== Task details ==
Search the records for "parallelogram" and copy each line that holds it.
--------------------------------------------------
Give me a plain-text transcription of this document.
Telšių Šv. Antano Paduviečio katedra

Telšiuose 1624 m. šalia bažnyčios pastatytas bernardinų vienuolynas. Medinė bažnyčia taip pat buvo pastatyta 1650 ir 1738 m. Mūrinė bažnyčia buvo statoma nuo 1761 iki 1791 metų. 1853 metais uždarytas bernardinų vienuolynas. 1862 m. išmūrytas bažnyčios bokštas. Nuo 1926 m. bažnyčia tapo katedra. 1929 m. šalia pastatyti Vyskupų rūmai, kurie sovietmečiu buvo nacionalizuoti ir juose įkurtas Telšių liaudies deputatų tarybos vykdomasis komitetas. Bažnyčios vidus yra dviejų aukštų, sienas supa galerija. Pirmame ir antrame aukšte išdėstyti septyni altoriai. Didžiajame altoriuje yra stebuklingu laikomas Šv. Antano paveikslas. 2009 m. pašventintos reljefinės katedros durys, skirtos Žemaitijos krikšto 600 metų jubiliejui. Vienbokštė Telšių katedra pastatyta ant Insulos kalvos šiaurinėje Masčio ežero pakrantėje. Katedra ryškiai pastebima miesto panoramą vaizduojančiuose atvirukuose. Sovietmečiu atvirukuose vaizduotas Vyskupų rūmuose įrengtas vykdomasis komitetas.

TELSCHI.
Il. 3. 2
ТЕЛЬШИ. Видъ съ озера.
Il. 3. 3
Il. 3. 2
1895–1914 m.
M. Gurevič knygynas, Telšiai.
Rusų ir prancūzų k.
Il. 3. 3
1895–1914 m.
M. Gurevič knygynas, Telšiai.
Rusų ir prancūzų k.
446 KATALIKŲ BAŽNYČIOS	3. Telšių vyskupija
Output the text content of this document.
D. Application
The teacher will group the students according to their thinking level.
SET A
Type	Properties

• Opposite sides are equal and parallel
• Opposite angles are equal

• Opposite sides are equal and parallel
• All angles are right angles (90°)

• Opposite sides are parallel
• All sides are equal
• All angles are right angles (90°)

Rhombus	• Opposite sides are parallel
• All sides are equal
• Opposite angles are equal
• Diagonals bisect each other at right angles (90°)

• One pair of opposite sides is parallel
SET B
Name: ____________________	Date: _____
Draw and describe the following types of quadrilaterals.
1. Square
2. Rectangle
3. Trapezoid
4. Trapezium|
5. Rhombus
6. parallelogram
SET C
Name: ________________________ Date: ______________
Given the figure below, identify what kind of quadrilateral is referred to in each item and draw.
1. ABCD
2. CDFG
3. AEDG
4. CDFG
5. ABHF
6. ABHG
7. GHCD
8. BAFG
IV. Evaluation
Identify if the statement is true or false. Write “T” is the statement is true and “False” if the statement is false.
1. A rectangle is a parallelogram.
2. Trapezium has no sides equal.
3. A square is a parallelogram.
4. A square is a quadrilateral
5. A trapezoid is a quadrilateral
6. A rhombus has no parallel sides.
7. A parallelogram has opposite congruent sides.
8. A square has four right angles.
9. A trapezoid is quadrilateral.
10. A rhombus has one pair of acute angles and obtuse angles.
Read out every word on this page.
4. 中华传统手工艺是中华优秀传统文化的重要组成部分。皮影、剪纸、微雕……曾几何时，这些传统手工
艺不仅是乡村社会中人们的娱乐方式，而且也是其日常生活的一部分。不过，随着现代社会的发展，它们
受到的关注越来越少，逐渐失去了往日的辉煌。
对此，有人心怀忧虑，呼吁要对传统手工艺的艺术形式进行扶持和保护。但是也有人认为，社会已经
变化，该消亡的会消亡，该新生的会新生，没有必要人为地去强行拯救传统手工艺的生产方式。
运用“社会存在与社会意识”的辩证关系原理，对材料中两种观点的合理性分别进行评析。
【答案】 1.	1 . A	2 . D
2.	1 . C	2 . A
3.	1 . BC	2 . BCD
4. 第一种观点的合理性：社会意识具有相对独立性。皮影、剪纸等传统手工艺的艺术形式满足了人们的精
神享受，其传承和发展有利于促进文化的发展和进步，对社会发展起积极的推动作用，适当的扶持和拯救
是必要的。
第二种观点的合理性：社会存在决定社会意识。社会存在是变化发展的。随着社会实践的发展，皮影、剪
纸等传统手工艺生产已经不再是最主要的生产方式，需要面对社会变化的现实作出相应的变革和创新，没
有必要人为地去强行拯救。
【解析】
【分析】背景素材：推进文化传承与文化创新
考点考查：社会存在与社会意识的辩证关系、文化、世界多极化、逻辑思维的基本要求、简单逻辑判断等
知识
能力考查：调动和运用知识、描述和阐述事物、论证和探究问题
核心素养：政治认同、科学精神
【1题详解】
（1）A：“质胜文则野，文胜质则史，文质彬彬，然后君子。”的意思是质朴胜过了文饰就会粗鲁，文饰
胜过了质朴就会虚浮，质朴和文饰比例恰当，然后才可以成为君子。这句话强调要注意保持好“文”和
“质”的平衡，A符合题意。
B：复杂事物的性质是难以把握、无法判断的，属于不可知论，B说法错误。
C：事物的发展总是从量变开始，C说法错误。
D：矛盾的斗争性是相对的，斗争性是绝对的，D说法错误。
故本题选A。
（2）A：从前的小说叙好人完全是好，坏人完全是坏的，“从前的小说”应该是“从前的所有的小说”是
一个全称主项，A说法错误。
--------------------------------------------------
== Completed exercise ==
6. parallelogram
1. A rectangle is a parallelogram.
3. A square is a parallelogram.
7. A parallelogram has opposite congruent sides.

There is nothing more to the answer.